- **Given instruction**
Go through the material below and copy all lines with "injection".

- **Supplied data**
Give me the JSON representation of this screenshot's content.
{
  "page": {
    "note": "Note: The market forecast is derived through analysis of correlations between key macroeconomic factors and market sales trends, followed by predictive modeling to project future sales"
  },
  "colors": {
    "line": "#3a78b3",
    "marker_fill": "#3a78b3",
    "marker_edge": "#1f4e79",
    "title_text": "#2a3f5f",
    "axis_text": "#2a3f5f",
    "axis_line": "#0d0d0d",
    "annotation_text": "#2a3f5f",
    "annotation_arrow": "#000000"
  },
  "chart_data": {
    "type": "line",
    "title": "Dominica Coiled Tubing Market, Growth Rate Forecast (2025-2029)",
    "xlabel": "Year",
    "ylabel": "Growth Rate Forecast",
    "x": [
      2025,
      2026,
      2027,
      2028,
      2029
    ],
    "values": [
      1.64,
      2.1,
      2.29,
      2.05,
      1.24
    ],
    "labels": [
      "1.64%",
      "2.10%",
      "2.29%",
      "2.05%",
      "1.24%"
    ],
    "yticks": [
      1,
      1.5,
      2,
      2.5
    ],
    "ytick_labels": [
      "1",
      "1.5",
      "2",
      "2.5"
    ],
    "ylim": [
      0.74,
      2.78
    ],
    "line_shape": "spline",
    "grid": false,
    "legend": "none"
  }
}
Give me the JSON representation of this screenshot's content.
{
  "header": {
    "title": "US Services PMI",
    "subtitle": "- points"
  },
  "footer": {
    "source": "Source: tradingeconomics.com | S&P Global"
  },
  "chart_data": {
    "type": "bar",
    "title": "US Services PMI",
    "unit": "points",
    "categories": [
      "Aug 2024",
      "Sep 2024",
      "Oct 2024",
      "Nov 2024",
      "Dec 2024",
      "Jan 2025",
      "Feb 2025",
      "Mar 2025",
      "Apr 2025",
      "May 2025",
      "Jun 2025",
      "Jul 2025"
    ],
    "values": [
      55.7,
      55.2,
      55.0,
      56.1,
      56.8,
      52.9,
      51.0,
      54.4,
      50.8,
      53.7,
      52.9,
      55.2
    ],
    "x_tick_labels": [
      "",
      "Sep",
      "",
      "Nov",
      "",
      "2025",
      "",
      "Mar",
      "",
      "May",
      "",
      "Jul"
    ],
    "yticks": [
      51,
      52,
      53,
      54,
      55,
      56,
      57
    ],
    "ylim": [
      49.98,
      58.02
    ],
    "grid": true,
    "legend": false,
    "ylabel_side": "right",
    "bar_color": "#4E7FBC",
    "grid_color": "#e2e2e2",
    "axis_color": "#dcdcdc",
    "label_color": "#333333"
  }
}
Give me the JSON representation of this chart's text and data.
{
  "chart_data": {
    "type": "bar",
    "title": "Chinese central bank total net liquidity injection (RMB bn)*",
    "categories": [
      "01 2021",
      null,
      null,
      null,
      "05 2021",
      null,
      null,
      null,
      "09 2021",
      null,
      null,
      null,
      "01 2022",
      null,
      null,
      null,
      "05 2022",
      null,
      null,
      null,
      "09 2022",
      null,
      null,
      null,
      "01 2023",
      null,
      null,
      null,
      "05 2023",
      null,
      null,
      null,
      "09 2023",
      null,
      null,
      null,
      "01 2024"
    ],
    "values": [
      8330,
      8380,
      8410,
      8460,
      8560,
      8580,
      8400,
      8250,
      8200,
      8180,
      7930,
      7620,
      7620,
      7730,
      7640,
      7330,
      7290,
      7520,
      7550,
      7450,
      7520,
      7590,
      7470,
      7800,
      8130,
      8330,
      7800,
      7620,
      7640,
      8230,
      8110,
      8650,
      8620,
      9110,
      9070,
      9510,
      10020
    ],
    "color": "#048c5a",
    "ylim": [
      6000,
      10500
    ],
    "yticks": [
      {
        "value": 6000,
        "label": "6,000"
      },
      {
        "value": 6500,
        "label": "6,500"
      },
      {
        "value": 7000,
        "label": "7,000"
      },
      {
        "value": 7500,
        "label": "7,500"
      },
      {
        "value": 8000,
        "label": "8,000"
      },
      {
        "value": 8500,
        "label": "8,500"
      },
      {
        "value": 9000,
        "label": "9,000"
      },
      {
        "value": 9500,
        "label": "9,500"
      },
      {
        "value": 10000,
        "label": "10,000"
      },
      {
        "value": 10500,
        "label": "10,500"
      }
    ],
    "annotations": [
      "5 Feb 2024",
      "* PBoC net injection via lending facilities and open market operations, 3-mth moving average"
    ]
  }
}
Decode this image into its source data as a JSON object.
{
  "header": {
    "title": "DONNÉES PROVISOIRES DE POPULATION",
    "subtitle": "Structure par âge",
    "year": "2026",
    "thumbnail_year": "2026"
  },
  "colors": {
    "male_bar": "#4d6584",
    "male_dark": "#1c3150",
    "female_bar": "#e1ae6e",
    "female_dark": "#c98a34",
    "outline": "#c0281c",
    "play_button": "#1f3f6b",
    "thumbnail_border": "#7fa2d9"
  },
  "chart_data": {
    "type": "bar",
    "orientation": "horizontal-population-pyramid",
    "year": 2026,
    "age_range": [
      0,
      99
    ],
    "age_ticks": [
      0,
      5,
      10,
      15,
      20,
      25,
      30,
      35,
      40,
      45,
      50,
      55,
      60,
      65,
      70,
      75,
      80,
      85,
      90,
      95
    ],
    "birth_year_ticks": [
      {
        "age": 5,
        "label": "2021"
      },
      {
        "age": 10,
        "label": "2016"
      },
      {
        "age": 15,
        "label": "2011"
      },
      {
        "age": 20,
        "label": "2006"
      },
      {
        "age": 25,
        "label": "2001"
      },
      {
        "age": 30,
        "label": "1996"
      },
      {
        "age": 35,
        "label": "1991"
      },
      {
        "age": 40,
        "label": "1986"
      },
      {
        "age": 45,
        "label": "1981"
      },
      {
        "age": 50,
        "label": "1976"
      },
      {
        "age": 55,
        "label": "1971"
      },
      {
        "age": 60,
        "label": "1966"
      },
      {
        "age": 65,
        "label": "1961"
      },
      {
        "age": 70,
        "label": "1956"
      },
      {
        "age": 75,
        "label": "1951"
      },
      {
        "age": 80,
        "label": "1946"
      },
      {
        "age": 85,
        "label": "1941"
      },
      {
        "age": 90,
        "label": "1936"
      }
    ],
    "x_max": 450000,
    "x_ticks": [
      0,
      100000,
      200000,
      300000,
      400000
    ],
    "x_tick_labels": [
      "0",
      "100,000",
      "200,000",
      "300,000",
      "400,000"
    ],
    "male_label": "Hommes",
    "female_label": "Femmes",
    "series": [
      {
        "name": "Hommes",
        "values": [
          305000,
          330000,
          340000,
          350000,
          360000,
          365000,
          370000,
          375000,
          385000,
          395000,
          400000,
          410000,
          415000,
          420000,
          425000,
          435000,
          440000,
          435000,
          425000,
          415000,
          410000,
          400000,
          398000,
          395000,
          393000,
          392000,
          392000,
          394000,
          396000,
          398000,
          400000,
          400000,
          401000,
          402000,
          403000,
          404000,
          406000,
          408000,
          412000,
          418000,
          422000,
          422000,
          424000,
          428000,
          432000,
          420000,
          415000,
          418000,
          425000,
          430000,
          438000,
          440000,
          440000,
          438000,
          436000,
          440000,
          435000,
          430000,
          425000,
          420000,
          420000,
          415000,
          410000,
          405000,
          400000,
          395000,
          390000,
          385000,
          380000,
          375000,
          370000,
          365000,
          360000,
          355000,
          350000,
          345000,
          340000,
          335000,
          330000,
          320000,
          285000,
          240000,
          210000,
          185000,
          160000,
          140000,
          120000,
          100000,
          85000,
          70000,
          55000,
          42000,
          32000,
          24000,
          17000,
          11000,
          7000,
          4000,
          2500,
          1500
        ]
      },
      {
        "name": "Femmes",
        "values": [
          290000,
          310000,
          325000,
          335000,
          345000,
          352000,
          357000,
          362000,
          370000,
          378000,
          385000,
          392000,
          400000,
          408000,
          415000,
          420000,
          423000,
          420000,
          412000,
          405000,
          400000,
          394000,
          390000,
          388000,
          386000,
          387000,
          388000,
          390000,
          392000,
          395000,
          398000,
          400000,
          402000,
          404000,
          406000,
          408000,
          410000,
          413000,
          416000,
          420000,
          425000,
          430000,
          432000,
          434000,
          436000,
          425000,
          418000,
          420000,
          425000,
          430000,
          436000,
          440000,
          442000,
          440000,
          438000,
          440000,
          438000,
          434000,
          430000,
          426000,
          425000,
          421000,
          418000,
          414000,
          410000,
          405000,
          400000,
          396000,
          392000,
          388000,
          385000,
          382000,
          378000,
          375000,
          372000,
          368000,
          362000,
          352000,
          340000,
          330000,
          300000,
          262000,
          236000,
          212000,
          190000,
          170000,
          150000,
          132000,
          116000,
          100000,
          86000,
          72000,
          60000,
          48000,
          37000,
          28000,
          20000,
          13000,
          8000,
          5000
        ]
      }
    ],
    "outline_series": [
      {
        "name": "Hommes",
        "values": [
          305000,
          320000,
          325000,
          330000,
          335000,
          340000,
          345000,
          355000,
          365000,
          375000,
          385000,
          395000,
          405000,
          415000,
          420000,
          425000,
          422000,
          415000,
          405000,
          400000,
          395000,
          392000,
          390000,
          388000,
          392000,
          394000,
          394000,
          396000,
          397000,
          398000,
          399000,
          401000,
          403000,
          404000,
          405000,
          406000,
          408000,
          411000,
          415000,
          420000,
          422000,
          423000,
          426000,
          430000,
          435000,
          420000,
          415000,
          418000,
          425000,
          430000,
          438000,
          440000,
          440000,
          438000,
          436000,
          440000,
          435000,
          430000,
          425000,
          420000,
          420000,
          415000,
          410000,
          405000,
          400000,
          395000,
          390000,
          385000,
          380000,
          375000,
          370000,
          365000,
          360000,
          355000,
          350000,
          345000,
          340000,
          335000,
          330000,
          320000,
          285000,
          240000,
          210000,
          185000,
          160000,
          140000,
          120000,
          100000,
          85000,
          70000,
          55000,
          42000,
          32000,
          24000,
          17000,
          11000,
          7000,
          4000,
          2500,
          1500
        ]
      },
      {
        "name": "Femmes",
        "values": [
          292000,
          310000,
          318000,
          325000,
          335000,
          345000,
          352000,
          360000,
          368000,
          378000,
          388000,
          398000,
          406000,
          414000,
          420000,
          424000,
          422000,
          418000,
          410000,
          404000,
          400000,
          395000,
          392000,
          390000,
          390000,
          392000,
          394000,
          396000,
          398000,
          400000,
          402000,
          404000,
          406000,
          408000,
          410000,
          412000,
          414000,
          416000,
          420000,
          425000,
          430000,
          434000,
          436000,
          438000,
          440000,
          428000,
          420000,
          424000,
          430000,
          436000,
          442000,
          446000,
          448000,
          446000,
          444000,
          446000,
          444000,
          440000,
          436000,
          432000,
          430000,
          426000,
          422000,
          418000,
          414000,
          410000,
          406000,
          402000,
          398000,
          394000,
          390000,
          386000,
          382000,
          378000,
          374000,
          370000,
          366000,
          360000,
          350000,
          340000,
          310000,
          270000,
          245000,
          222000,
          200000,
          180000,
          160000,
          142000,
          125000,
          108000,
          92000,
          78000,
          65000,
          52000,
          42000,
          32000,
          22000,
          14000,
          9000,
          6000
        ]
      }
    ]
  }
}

- **The result**
    "title": "Chinese central bank total net liquidity injection (RMB bn)*",
      "* PBoC net injection via lending facilities and open market operations, 3-mth moving average"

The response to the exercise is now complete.